- _Materials provided_
_ _ _
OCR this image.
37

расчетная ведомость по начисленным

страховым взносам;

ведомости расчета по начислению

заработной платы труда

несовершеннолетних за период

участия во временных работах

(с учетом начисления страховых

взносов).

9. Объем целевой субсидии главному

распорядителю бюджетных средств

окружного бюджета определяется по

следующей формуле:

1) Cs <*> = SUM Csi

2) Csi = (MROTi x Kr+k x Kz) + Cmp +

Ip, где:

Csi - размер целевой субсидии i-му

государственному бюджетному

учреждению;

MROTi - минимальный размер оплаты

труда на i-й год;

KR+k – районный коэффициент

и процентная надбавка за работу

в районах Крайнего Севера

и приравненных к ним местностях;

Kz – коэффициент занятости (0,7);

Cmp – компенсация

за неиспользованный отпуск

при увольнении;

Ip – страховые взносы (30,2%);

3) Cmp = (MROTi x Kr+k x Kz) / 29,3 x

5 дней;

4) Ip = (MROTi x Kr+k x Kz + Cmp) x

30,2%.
_ _ _
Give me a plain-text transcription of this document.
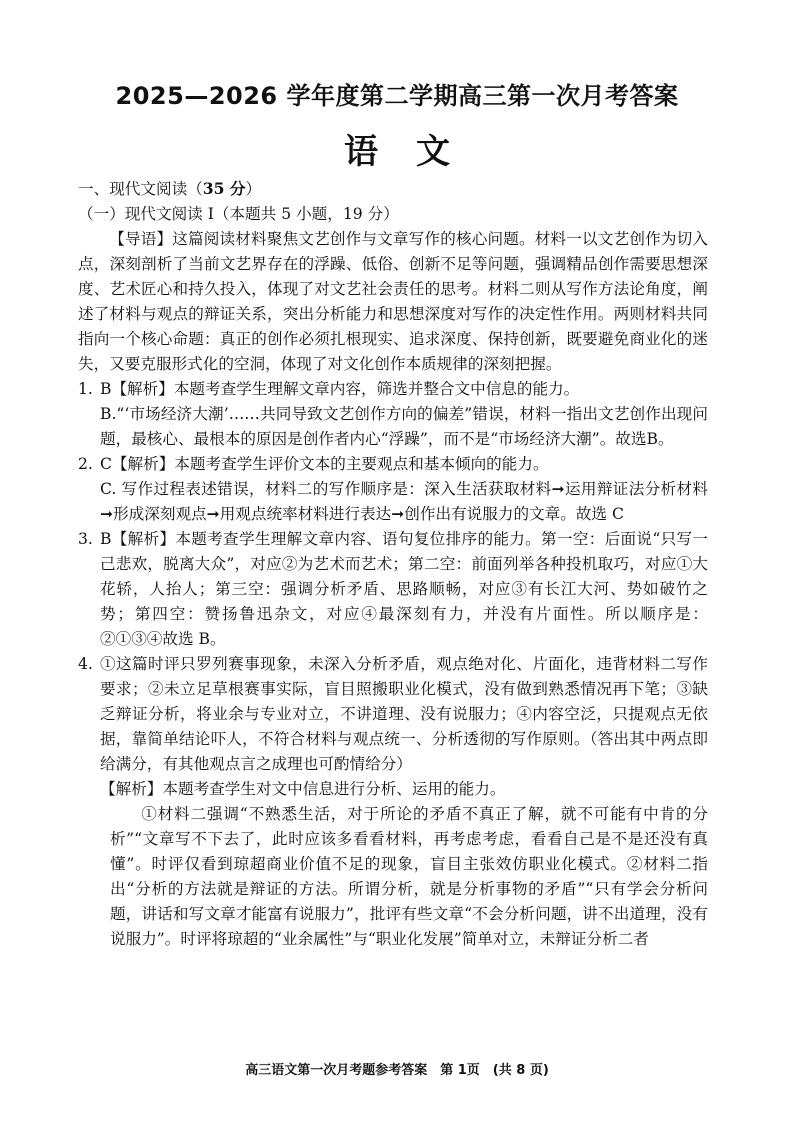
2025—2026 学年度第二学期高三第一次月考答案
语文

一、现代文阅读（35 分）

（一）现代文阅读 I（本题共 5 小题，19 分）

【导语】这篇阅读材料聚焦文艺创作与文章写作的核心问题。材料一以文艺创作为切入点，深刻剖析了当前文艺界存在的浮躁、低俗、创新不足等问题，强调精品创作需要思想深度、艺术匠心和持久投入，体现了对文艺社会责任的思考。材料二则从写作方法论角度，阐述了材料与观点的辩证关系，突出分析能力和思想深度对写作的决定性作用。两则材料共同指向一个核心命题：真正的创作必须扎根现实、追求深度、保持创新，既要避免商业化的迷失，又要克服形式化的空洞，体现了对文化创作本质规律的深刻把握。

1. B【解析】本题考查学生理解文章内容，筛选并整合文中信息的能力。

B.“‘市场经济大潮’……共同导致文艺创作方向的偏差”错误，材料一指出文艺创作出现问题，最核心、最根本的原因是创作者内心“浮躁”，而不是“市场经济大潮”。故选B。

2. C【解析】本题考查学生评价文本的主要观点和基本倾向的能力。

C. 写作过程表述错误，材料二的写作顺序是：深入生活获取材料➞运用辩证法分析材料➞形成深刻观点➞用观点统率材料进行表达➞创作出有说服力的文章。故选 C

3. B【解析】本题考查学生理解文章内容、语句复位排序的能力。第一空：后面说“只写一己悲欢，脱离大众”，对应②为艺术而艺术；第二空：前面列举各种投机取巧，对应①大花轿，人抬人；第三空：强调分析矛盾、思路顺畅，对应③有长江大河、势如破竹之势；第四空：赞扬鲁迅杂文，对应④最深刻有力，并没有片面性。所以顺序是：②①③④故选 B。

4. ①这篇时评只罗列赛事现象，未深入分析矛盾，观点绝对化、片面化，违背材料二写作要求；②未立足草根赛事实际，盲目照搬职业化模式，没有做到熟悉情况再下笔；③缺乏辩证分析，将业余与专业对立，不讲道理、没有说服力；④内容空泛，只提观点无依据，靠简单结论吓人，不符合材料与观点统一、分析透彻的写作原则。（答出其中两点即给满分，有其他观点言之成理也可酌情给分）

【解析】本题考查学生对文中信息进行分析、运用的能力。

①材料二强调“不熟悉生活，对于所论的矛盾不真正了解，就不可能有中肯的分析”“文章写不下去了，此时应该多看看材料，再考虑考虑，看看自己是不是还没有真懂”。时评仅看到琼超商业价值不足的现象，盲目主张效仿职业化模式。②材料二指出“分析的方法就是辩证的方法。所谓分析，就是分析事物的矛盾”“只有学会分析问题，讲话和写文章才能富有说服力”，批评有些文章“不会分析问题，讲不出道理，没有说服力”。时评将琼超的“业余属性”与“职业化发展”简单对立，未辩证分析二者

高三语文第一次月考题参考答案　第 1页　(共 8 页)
_ _ _
- _Prompt_
Pick out each line above that includes "труда" and show it.

- _Final answer_
заработной платы труда
труда на i-й год;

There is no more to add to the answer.